ENTRIES:

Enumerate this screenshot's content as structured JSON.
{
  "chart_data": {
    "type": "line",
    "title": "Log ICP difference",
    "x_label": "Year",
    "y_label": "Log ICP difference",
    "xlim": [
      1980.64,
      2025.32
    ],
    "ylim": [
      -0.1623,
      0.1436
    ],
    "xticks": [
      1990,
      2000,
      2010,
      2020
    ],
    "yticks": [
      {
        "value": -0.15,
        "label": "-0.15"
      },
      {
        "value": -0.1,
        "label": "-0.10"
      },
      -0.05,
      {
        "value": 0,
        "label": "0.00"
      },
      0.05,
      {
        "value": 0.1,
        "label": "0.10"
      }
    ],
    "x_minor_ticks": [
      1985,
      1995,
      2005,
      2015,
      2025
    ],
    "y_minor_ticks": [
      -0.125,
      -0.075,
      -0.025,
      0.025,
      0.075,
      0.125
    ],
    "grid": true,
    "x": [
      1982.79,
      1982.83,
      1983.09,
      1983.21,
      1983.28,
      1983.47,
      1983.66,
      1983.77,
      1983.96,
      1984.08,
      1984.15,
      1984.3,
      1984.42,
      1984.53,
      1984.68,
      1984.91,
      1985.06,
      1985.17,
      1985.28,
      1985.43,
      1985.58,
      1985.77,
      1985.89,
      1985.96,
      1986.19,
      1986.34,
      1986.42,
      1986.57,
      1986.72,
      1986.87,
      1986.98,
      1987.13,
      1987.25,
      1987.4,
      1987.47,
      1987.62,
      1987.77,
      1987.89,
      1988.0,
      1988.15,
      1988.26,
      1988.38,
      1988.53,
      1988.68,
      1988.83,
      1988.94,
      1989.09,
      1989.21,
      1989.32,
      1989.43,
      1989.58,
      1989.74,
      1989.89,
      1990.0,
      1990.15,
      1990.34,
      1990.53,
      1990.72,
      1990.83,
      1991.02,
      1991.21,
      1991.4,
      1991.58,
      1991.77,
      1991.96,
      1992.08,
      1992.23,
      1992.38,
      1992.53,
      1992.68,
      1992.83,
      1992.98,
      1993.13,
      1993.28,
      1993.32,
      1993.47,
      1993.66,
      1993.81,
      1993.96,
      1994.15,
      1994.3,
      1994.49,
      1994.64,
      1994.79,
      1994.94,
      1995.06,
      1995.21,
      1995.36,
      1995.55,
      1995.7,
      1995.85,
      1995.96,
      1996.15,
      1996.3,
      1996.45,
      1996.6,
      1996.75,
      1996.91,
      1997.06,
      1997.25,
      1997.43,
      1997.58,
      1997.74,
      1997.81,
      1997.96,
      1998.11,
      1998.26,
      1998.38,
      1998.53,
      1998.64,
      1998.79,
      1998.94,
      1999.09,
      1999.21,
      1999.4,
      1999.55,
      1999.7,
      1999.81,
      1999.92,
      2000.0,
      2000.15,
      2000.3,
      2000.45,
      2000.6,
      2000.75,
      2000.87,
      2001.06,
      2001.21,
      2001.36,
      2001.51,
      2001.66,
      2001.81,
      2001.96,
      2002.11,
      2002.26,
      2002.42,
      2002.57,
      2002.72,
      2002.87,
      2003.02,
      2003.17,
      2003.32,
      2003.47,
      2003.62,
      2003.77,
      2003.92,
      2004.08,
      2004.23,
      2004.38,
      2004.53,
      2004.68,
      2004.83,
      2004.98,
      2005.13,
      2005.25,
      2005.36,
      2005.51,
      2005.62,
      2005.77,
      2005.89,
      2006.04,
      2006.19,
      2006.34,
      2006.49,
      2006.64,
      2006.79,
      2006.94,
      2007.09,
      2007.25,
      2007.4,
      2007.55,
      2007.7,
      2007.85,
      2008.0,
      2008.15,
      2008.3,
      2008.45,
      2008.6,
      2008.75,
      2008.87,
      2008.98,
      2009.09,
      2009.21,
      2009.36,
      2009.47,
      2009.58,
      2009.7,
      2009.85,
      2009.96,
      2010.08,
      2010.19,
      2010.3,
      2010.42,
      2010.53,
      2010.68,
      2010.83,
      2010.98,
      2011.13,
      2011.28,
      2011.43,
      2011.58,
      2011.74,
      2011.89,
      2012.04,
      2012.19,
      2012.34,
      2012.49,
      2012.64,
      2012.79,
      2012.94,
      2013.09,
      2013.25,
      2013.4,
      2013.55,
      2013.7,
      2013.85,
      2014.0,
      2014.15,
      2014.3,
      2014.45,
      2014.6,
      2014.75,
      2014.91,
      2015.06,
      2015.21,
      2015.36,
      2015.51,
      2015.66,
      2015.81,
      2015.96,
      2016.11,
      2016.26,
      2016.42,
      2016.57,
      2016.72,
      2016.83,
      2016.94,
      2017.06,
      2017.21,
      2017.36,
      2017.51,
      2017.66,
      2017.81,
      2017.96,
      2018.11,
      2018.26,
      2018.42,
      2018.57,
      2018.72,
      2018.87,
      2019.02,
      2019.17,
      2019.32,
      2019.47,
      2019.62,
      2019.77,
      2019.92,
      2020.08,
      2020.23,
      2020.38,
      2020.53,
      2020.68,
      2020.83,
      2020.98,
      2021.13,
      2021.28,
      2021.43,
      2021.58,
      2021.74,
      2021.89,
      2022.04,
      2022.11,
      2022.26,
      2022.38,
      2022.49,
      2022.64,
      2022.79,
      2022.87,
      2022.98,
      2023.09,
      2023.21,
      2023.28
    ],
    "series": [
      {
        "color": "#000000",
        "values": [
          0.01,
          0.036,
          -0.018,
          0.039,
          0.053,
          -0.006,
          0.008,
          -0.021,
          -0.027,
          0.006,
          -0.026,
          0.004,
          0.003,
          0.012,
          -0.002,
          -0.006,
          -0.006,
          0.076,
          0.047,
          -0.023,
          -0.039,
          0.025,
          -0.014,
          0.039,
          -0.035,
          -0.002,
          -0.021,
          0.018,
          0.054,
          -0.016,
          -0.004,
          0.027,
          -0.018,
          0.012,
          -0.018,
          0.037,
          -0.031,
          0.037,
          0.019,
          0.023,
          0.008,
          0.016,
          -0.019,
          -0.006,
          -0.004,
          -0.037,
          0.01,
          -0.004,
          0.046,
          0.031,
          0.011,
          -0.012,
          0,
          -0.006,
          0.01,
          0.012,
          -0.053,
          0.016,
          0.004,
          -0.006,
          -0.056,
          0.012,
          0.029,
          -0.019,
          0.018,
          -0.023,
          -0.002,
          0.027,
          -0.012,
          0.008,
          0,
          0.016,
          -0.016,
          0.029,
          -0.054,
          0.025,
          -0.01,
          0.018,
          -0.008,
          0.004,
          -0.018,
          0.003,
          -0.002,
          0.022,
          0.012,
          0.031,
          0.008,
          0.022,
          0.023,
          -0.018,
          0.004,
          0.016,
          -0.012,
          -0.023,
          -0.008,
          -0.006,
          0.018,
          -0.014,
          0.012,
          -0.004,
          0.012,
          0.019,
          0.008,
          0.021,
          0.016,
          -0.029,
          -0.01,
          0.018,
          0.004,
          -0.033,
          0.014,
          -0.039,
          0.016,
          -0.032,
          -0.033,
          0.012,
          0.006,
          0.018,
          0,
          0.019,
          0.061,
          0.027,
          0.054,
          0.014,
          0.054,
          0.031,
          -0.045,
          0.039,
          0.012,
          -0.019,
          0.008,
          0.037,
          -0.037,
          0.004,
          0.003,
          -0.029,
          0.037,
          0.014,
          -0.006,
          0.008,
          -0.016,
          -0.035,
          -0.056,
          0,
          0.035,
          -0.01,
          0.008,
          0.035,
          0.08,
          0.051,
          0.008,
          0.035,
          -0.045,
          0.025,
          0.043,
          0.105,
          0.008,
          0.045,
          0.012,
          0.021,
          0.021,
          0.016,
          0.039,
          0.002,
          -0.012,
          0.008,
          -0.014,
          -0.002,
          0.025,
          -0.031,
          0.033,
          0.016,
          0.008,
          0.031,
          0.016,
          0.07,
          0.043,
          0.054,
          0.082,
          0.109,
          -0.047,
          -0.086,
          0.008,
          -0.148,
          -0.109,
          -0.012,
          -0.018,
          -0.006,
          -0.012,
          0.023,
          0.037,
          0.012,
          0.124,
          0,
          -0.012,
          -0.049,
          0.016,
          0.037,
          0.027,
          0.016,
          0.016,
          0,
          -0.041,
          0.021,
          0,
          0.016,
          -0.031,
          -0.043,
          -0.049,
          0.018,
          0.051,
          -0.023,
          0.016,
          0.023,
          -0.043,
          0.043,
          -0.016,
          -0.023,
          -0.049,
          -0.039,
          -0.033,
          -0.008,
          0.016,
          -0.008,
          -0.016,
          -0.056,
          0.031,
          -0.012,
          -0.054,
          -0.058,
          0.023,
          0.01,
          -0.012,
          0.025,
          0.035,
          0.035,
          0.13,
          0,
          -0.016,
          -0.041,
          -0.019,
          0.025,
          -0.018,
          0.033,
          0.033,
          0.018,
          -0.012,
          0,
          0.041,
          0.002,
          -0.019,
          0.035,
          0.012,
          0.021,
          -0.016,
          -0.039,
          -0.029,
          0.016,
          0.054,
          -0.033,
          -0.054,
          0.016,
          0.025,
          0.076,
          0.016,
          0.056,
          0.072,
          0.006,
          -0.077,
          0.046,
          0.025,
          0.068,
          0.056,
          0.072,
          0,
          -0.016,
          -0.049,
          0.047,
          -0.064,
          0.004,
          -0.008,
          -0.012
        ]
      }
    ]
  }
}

WHAT TO DO: Whenever "difference" turns up in a line, pick that line out.

ANSWER IN FULL:
    "title": "Log ICP difference",
    "y_label": "Log ICP difference",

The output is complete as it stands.